* _Document passage_:
= = =

The droit de suite aims to provide visual artists with a share of revenue from sales of their work after initial sale of that work to a dealer or other buyer. It has been criticised as an inappropriate or ineffective tax. It has also been characterised as a measure of justice for creators and as an extension of intellectual property.

It is independent of droit moral - moral rights schemes - that are based on respect for the artist's creativity. Moral rights legislation is discussed here.

The resale right provides that visual artists or their estates receive a royalty on the resale of artworks. That royalty is usually between 3% to 5% of the price of the work, with individual payments being made to copyright collecting societies on behalf of the artists. (Some regimes involve galleries and dealers paying 1% of their turnover into a special fund. Some nations base the royalty on the seller's profit rather than the price of the work).

It relates to public rather than private sales - eg by dealers and auction houses rather than directly between private individuals - and covers work above a specific value.

An artist who originally sold a painting for a few hundred francs might thus receive considerable royalties many years later when the work is resold several times for several million francs, sharing in the increased value of the work and enjoying an ongoing incentive for creation.

The droit is concerned with the resale of physical entities - for example canvas, a sculpture, a work on paper - and is independent of reproduction rights (ie the artist's licensing of intellectual property for use in posters, books etc).

Typically, artists sell the canvas, pigment or paper - the embodiment of their creativity - but retain the intellectual property. The droit allows artists or their estates to snaffle between 5% and 0.25% of the price of the artwork when the embodiment is resold, sharing in the increase in value of the work over time. An Australian report, for example, notes that Indigenous artist Johnny Warangkula Tjupurrula sold one of his paintings for $150; at an auction some years later that canvas went for $206,000. (As at July 2004 the record for auction of work by an Indigenous artist is $778,000 for Rover Thomas' All That Big Rain Coming From Top Side in 2001.)

= = =

* _Stored data_:
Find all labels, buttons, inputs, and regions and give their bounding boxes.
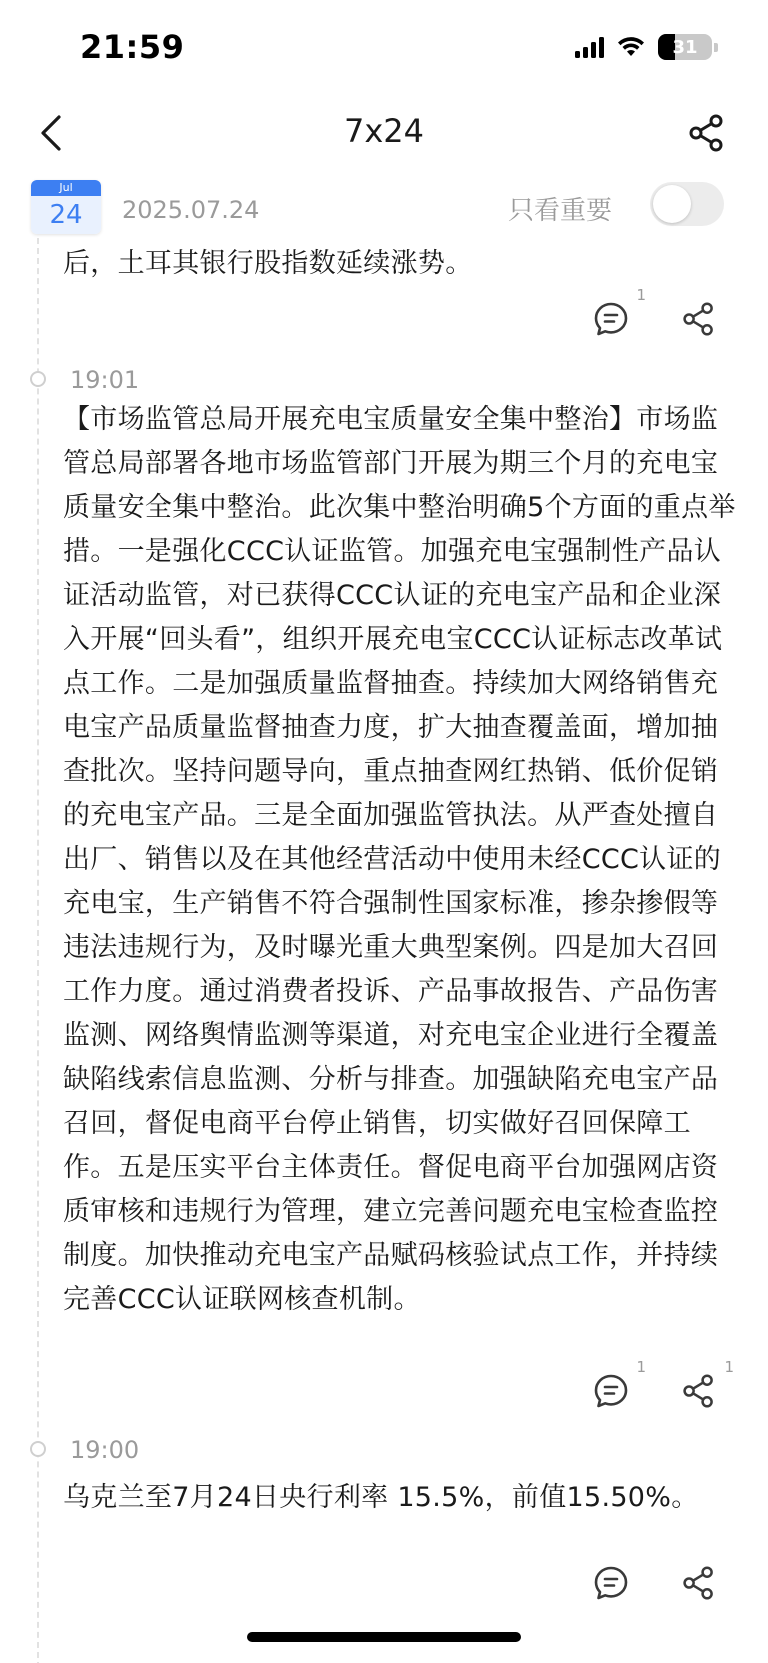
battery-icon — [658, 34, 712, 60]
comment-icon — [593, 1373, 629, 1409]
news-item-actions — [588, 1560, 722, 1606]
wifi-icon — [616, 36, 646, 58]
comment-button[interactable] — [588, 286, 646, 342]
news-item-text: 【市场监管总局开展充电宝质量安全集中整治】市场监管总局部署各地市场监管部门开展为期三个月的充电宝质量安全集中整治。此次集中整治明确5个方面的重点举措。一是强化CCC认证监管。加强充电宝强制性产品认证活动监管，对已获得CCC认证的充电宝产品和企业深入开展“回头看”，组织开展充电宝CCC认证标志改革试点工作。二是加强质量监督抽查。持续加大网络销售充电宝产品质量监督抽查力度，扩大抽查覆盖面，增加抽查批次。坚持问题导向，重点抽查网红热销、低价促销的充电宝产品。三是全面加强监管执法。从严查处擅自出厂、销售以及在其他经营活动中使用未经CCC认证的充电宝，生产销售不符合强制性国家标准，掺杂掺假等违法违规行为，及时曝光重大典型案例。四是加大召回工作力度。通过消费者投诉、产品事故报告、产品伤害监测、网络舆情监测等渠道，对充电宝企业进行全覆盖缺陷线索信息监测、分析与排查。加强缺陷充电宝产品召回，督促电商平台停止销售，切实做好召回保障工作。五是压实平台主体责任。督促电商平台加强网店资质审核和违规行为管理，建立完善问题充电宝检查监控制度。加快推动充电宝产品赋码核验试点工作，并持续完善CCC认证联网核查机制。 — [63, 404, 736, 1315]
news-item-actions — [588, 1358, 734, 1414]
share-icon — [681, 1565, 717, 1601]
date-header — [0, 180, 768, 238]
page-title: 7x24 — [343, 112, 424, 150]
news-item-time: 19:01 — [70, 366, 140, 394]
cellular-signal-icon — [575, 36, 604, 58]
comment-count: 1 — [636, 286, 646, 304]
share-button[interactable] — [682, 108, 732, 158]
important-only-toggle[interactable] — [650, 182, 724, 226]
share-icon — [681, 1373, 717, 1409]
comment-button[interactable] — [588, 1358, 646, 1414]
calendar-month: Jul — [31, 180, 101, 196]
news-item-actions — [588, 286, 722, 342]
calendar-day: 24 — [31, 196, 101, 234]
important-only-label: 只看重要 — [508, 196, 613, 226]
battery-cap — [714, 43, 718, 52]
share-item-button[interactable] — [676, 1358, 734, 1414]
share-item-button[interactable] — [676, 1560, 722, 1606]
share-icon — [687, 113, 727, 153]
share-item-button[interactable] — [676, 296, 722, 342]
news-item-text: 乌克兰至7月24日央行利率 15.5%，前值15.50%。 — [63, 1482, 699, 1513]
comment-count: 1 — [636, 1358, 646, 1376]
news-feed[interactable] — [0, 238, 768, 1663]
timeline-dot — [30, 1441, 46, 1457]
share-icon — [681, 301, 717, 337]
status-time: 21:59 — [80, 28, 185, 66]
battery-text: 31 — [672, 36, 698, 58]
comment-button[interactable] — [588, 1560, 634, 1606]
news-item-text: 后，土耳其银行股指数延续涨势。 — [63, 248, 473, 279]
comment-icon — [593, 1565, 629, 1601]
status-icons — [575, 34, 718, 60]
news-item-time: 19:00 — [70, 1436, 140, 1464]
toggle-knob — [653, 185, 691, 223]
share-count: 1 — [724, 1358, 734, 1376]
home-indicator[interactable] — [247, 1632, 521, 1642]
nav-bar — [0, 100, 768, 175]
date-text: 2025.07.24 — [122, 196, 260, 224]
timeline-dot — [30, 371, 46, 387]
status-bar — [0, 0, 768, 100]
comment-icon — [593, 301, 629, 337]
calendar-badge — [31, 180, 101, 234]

= = =

* _Stated goal A_:
Answer these questions using the droit de suite passage, each on its own line:
(i) Under some regimes, what share of their turnover do galleries and dealers pay into a special fund?
(ii) For how much did Johnny Warangkula Tjupurrula sell one of his paintings?
(iii) As at July 2004, which work held the auction record for an Indigenous artist, and at what price?
* _Stated goal B_:
Set down word for word the stretch of the droit de suite passage from "An artist who" through "posters, books etc).".

* _Full output A_:
(i) 1%
(ii) $150
(iii) Rover Thomas' All That Big Rain Coming From Top Side, at $778,000 (in 2001)

* _Full output B_:
An artist who originally sold a painting for a few hundred francs might thus receive considerable royalties many years later when the work is resold several times for several million francs, sharing in the increased value of the work and enjoying an ongoing incentive for creation.

The droit is concerned with the resale of physical entities - for example canvas, a sculpture, a work on paper - and is independent of reproduction rights (ie the artist's licensing of intellectual property for use in posters, books etc).